**THE PROBLEM:**
Every line that contains the word "Svyatkovskiy" should be copied.

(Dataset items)
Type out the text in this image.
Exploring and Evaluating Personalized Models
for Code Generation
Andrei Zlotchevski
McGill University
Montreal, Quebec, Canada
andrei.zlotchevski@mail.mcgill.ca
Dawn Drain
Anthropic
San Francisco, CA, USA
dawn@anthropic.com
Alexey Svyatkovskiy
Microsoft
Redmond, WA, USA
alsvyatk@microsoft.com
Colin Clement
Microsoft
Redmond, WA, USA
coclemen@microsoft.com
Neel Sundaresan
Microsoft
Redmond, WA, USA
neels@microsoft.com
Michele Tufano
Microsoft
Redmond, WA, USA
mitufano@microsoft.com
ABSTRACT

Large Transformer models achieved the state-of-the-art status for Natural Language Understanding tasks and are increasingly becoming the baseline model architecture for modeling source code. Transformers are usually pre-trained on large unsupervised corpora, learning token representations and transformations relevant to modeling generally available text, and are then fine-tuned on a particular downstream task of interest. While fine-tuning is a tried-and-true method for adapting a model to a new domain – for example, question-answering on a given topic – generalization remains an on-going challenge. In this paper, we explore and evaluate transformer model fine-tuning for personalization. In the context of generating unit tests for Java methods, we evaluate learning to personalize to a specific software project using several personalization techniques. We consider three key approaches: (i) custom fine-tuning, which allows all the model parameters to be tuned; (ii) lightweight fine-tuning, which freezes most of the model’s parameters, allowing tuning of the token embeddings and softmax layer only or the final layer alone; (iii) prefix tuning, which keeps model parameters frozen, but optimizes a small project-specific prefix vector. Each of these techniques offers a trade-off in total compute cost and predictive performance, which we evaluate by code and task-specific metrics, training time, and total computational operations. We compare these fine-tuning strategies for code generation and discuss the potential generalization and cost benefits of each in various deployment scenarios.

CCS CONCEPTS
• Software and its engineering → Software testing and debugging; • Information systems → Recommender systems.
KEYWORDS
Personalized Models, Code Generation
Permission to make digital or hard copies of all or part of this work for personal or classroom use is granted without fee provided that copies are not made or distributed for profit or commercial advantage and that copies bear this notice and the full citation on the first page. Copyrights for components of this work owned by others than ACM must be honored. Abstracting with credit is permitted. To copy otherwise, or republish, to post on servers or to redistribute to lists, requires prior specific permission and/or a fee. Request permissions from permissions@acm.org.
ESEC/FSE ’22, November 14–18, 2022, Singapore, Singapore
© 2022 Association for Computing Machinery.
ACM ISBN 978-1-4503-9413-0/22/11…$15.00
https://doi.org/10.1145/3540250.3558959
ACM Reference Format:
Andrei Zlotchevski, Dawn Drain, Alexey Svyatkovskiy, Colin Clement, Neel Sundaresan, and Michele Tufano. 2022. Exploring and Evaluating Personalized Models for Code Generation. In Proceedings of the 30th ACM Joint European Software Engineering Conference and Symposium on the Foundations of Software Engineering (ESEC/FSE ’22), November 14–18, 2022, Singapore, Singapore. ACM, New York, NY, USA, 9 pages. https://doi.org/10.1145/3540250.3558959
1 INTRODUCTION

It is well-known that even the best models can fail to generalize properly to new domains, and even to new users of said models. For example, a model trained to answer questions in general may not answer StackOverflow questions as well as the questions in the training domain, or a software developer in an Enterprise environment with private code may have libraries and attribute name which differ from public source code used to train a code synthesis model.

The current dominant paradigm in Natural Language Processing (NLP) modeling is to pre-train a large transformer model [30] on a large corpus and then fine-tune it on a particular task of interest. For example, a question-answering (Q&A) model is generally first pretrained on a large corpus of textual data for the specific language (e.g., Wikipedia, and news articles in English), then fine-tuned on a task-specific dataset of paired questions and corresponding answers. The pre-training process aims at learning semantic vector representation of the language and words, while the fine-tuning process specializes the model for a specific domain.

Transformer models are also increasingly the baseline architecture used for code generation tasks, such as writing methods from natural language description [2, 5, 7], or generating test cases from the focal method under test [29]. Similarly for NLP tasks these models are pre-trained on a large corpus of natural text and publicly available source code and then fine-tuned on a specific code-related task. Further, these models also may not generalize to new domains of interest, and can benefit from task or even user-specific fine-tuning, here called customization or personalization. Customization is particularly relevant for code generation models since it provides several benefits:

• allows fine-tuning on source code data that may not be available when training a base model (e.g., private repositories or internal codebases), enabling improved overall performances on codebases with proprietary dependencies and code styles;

**CORRECT ANSWER:**
Alexey Svyatkovskiy
Andrei Zlotchevski, Dawn Drain, Alexey Svyatkovskiy, Colin Clement, Neel Sundaresan, and Michele Tufano. 2022. Exploring and Evaluating Personalized Models for Code Generation. In Proceedings of the 30th ACM Joint European Software Engineering Conference and Symposium on the Foundations of Software Engineering (ESEC/FSE ’22), November 14–18, 2022, Singapore, Singapore. ACM, New York, NY, USA, 9 pages. https://doi.org/10.1145/3540250.3558959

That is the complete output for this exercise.